### Goal of the exercise
Skip all pictures, then print the remaining material exactly.

### Records for processing
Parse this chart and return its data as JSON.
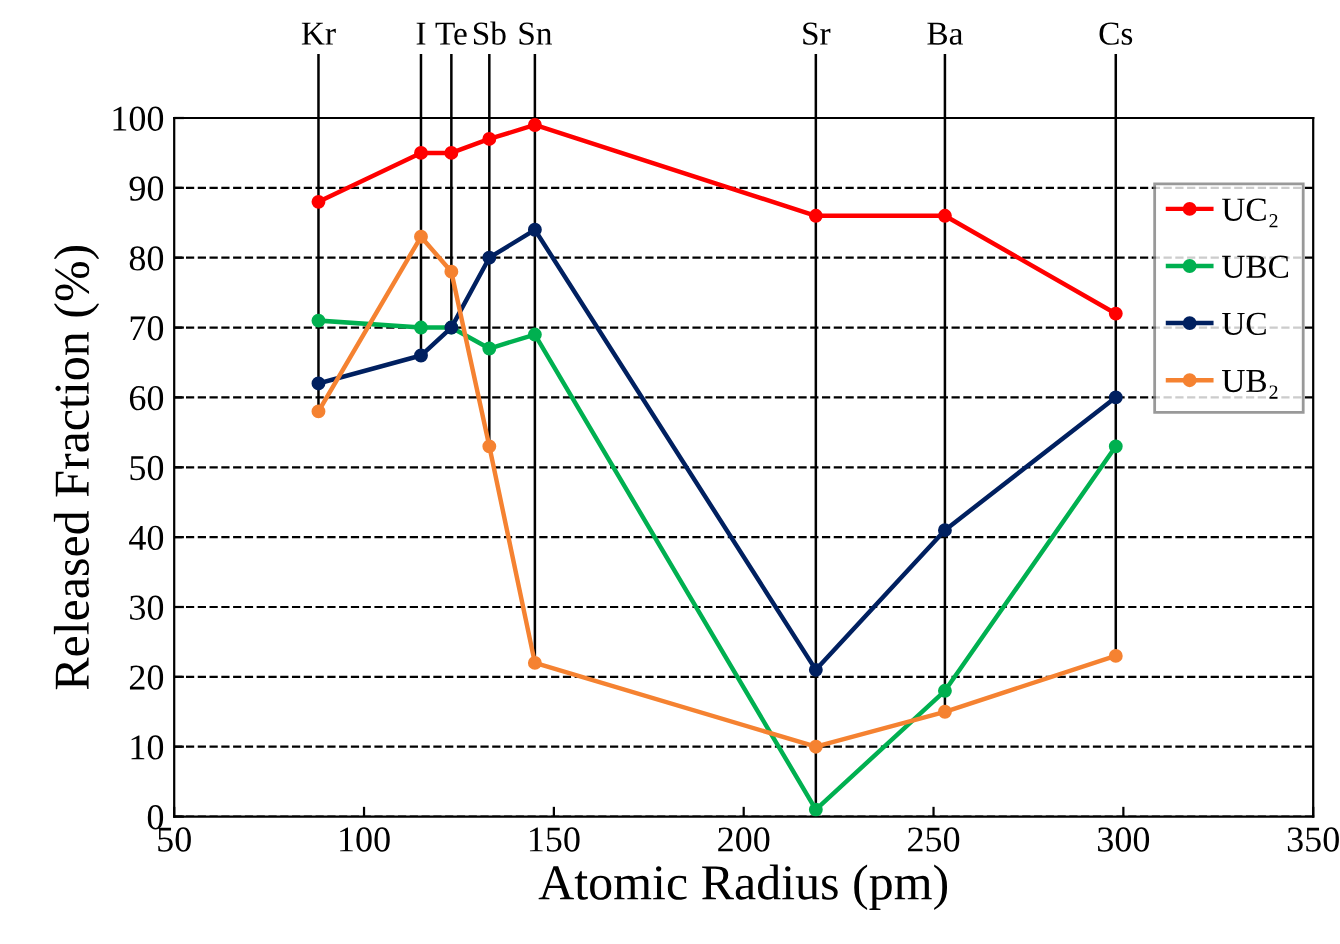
{
  "chart_data": {
    "type": "line",
    "xlabel": "Atomic Radius (pm)",
    "ylabel": "Released Fraction (%)",
    "x": [
      88,
      115,
      123,
      133,
      145,
      219,
      253,
      298
    ],
    "series": [
      {
        "name": "UC₂",
        "color": "#ff0000",
        "values": [
          88,
          95,
          95,
          97,
          99,
          86,
          86,
          72
        ]
      },
      {
        "name": "UBC",
        "color": "#00b050",
        "values": [
          71,
          70,
          70,
          67,
          69,
          1,
          18,
          53
        ]
      },
      {
        "name": "UC",
        "color": "#002060",
        "values": [
          62,
          66,
          70,
          80,
          84,
          21,
          41,
          60
        ]
      },
      {
        "name": "UB₂",
        "color": "#f58231",
        "values": [
          58,
          83,
          78,
          53,
          22,
          10,
          15,
          23
        ]
      }
    ],
    "ref_lines": [
      {
        "axis": "x",
        "value": 88,
        "label": "Kr",
        "color": "#000000"
      },
      {
        "axis": "x",
        "value": 115,
        "label": "I",
        "color": "#000000"
      },
      {
        "axis": "x",
        "value": 123,
        "label": "Te",
        "color": "#000000"
      },
      {
        "axis": "x",
        "value": 133,
        "label": "Sb",
        "color": "#000000"
      },
      {
        "axis": "x",
        "value": 145,
        "label": "Sn",
        "color": "#000000"
      },
      {
        "axis": "x",
        "value": 219,
        "label": "Sr",
        "color": "#000000"
      },
      {
        "axis": "x",
        "value": 253,
        "label": "Ba",
        "color": "#000000"
      },
      {
        "axis": "x",
        "value": 298,
        "label": "Cs",
        "color": "#000000"
      }
    ],
    "xlim": [
      50,
      350
    ],
    "xticks": [
      50,
      100,
      150,
      200,
      250,
      300,
      350
    ],
    "ylim": [
      0,
      100
    ],
    "yticks": [
      0,
      10,
      20,
      30,
      40,
      50,
      60,
      70,
      80,
      90,
      100
    ],
    "grid": "y",
    "legend": "top right",
    "marker": "circle",
    "line_style": "solid"
  }
}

### Response to the task
Parse this chart and return its data as JSON.
{
  "chart_data": {
    "type": "line",
    "xlabel": "Atomic Radius (pm)",
    "ylabel": "Released Fraction (%)",
    "x": [
      88,
      115,
      123,
      133,
      145,
      219,
      253,
      298
    ],
    "series": [
      {
        "name": "UC₂",
        "color": "#ff0000",
        "values": [
          88,
          95,
          95,
          97,
          99,
          86,
          86,
          72
        ]
      },
      {
        "name": "UBC",
        "color": "#00b050",
        "values": [
          71,
          70,
          70,
          67,
          69,
          1,
          18,
          53
        ]
      },
      {
        "name": "UC",
        "color": "#002060",
        "values": [
          62,
          66,
          70,
          80,
          84,
          21,
          41,
          60
        ]
      },
      {
        "name": "UB₂",
        "color": "#f58231",
        "values": [
          58,
          83,
          78,
          53,
          22,
          10,
          15,
          23
        ]
      }
    ],
    "ref_lines": [
      {
        "axis": "x",
        "value": 88,
        "label": "Kr",
        "color": "#000000"
      },
      {
        "axis": "x",
        "value": 115,
        "label": "I",
        "color": "#000000"
      },
      {
        "axis": "x",
        "value": 123,
        "label": "Te",
        "color": "#000000"
      },
      {
        "axis": "x",
        "value": 133,
        "label": "Sb",
        "color": "#000000"
      },
      {
        "axis": "x",
        "value": 145,
        "label": "Sn",
        "color": "#000000"
      },
      {
        "axis": "x",
        "value": 219,
        "label": "Sr",
        "color": "#000000"
      },
      {
        "axis": "x",
        "value": 253,
        "label": "Ba",
        "color": "#000000"
      },
      {
        "axis": "x",
        "value": 298,
        "label": "Cs",
        "color": "#000000"
      }
    ],
    "xlim": [
      50,
      350
    ],
    "xticks": [
      50,
      100,
      150,
      200,
      250,
      300,
      350
    ],
    "ylim": [
      0,
      100
    ],
    "yticks": [
      0,
      10,
      20,
      30,
      40,
      50,
      60,
      70,
      80,
      90,
      100
    ],
    "grid": "y",
    "legend": "top right",
    "marker": "circle",
    "line_style": "solid"
  }
}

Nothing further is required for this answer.